* EXERCISE INPUTS *
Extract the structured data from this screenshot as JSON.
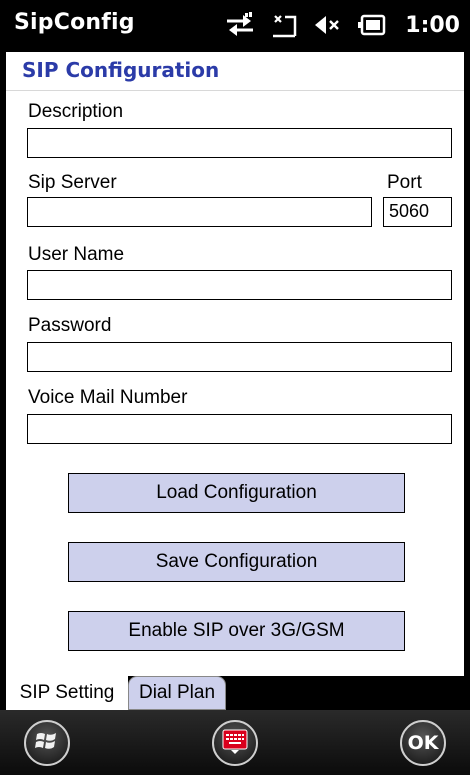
{
  "status_bar": {
    "app_title": "SipConfig",
    "time": "1:00",
    "icons": [
      "connection-arrows-icon",
      "signal-off-icon",
      "speaker-muted-icon",
      "battery-icon"
    ]
  },
  "header": {
    "title": "SIP Configuration"
  },
  "form": {
    "description_label": "Description",
    "description_value": "",
    "sip_server_label": "Sip Server",
    "sip_server_value": "",
    "port_label": "Port",
    "port_value": "5060",
    "user_name_label": "User Name",
    "user_name_value": "",
    "password_label": "Password",
    "password_value": "",
    "voice_mail_label": "Voice Mail Number",
    "voice_mail_value": ""
  },
  "buttons": {
    "load": "Load Configuration",
    "save": "Save Configuration",
    "enable_sip": "Enable SIP over 3G/GSM"
  },
  "tabs": [
    {
      "label": "SIP Setting",
      "active": true
    },
    {
      "label": "Dial Plan",
      "active": false
    }
  ],
  "taskbar": {
    "ok_label": "OK"
  },
  "colors": {
    "header_text": "#2b3ba8",
    "button_bg": "#cdd0ec",
    "keyboard_red": "#d9001c"
  }
}
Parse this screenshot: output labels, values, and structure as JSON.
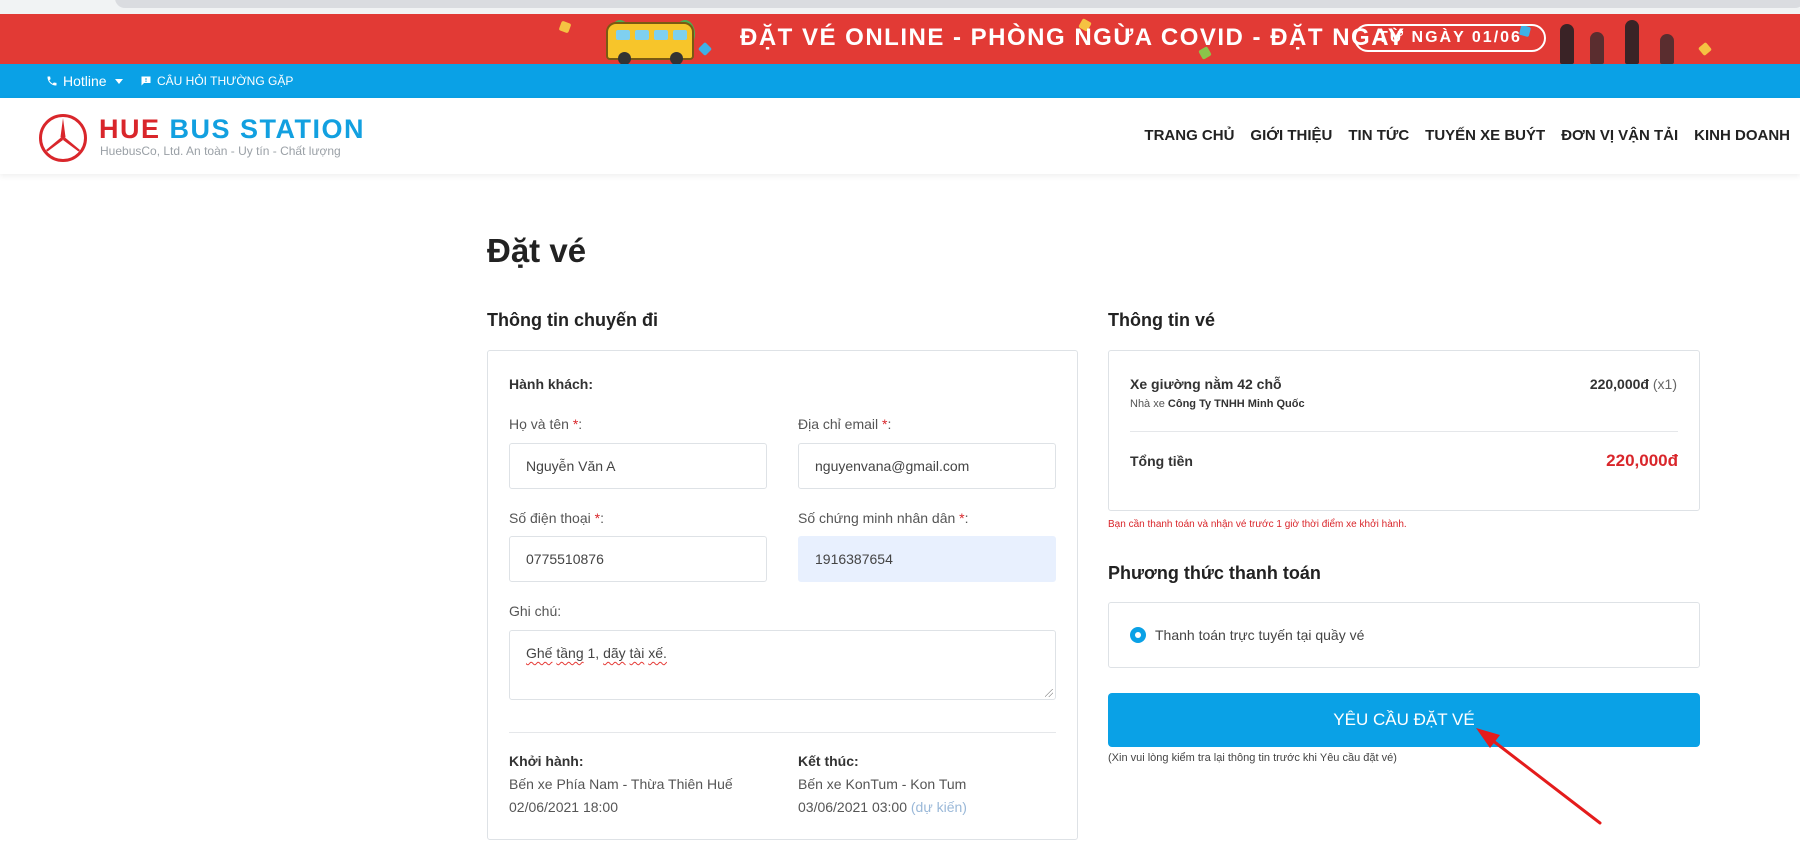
{
  "banner": {
    "text": "ĐẶT VÉ ONLINE - PHÒNG NGỪA COVID - ĐẶT NGAY",
    "date_badge": "TỪ NGÀY 01/06",
    "colors": {
      "background": "#e23a35",
      "text": "#ffffff"
    }
  },
  "topbar": {
    "hotline_label": "Hotline",
    "hotline_icon": "phone-icon",
    "faq_label": "CÂU HỎI THƯỜNG GẶP",
    "faq_icon": "chat-icon",
    "color": "#0aa1e6"
  },
  "header": {
    "logo_word1": "HUE",
    "logo_word2": "BUS STATION",
    "logo_subtitle": "HuebusCo, Ltd. An toàn - Uy tín - Chất lượng",
    "logo_icon": "mercedes-star-icon",
    "nav": [
      "TRANG CHỦ",
      "GIỚI THIỆU",
      "TIN TỨC",
      "TUYẾN XE BUÝT",
      "ĐƠN VỊ VẬN TẢI",
      "KINH DOANH"
    ]
  },
  "page": {
    "title": "Đặt vé"
  },
  "trip": {
    "section_title": "Thông tin chuyến đi",
    "passenger_heading": "Hành khách:",
    "fullname_label": "Họ và tên",
    "fullname_value": "Nguyễn Văn A",
    "email_label": "Địa chỉ email",
    "email_value": "nguyenvana@gmail.com",
    "phone_label": "Số điện thoại",
    "phone_value": "0775510876",
    "id_label": "Số chứng minh nhân dân",
    "id_value": "1916387654",
    "required_mark": "*",
    "label_suffix": ":",
    "note_label": "Ghi chú:",
    "note_value_parts": [
      "Ghế",
      "tầng",
      "1,",
      "dãy",
      "tài",
      "xế."
    ],
    "departure_heading": "Khởi hành:",
    "departure_place": "Bến xe Phía Nam - Thừa Thiên Huế",
    "departure_time": "02/06/2021 18:00",
    "arrival_heading": "Kết thúc:",
    "arrival_place": "Bến xe KonTum - Kon Tum",
    "arrival_time": "03/06/2021 03:00",
    "arrival_estimate": "(dự kiến)"
  },
  "ticket": {
    "section_title": "Thông tin vé",
    "vehicle": "Xe giường nằm 42 chỗ",
    "company_prefix": "Nhà xe",
    "company": "Công Ty TNHH Minh Quốc",
    "price": "220,000đ",
    "quantity": "(x1)",
    "total_label": "Tổng tiền",
    "total_value": "220,000đ",
    "payment_note": "Bạn cần thanh toán và nhận vé trước 1 giờ thời điểm xe khởi hành.",
    "accent_red": "#d9262b"
  },
  "payment": {
    "section_title": "Phương thức thanh toán",
    "option_label": "Thanh toán trực tuyến tại quầy vé",
    "option_selected": true
  },
  "submit": {
    "label": "YÊU CẦU ĐẶT VÉ",
    "note": "(Xin vui lòng kiểm tra lại thông tin trước khi Yêu cầu đặt vé)",
    "color": "#0aa1e6"
  },
  "annotation": {
    "arrow_color": "#e41c1c"
  }
}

* INSTRUCTION *
Pick each line holding the word "Configuration" out of the listing.

* RESULT *
    "title": "SIP Configuration"
    "load": "Load Configuration",
    "save": "Save Configuration",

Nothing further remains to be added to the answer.